-- START OF Input records --

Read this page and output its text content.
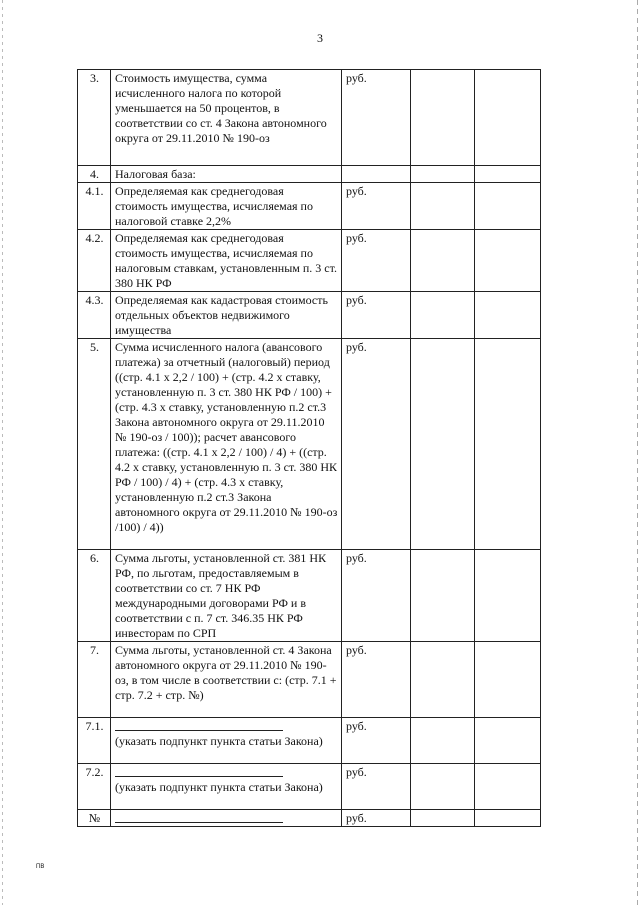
3
3.	Стоимость имущества, сумма исчисленного налога по которой уменьшается на 50 процентов, в соответствии со ст. 4 Закона автономного округа от 29.11.2010 № 190-оз	руб.		
4.	Налоговая база:			
4.1.	Определяемая как среднегодовая стоимость имущества, исчисляемая по налоговой ставке 2,2%	руб.		
4.2.	Определяемая как среднегодовая стоимость имущества, исчисляемая по налоговым ставкам, установленным п. 3 ст. 380 НК РФ	руб.		
4.3.	Определяемая как кадастровая стоимость отдельных объектов недвижимого имущества	руб.		
5.	Сумма исчисленного налога (авансового платежа) за отчетный (налоговый) период ((стр. 4.1 x 2,2 / 100) + (стр. 4.2 x ставку, установленную п. 3 ст. 380 НК РФ / 100) + (стр. 4.3 x ставку, установленную п.2 ст.3 Закона автономного округа от 29.11.2010 № 190-оз / 100)); расчет авансового платежа: ((стр. 4.1 x 2,2 / 100) / 4) + ((стр. 4.2 x ставку, установленную п. 3 ст. 380 НК РФ / 100) / 4) + (стр. 4.3 x ставку, установленную п.2 ст.3 Закона автономного округа от 29.11.2010 № 190-оз /100) / 4))	руб.		
6.	Сумма льготы, установленной ст. 381 НК РФ, по льготам, предоставляемым в соответствии со ст. 7 НК РФ международными договорами РФ и в соответствии с п. 7 ст. 346.35 НК РФ инвесторам по СРП	руб.		
7.	Сумма льготы, установленной ст. 4 Закона автономного округа от 29.11.2010 № 190-оз, в том числе в соответствии с: (стр. 7.1 + стр. 7.2 + стр. №)	руб.		
7.1.	(указать подпункт пункта статьи Закона)	руб.		
7.2.	(указать подпункт пункта статьи Закона)	руб.		
№		руб.		
ПВ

-- END OF Input records --

• What is asked:
Repeat each entry precisely as it appears. Leave the pictures out.

• Solved problem:
Read this page and output its text content.
3
3.	Стоимость имущества, сумма исчисленного налога по которой уменьшается на 50 процентов, в соответствии со ст. 4 Закона автономного округа от 29.11.2010 № 190-оз	руб.		
4.	Налоговая база:			
4.1.	Определяемая как среднегодовая стоимость имущества, исчисляемая по налоговой ставке 2,2%	руб.		
4.2.	Определяемая как среднегодовая стоимость имущества, исчисляемая по налоговым ставкам, установленным п. 3 ст. 380 НК РФ	руб.		
4.3.	Определяемая как кадастровая стоимость отдельных объектов недвижимого имущества	руб.		
5.	Сумма исчисленного налога (авансового платежа) за отчетный (налоговый) период ((стр. 4.1 x 2,2 / 100) + (стр. 4.2 x ставку, установленную п. 3 ст. 380 НК РФ / 100) + (стр. 4.3 x ставку, установленную п.2 ст.3 Закона автономного округа от 29.11.2010 № 190-оз / 100)); расчет авансового платежа: ((стр. 4.1 x 2,2 / 100) / 4) + ((стр. 4.2 x ставку, установленную п. 3 ст. 380 НК РФ / 100) / 4) + (стр. 4.3 x ставку, установленную п.2 ст.3 Закона автономного округа от 29.11.2010 № 190-оз /100) / 4))	руб.		
6.	Сумма льготы, установленной ст. 381 НК РФ, по льготам, предоставляемым в соответствии со ст. 7 НК РФ международными договорами РФ и в соответствии с п. 7 ст. 346.35 НК РФ инвесторам по СРП	руб.		
7.	Сумма льготы, установленной ст. 4 Закона автономного округа от 29.11.2010 № 190-оз, в том числе в соответствии с: (стр. 7.1 + стр. 7.2 + стр. №)	руб.		
7.1.	(указать подпункт пункта статьи Закона)	руб.		
7.2.	(указать подпункт пункта статьи Закона)	руб.		
№		руб.		
ПВ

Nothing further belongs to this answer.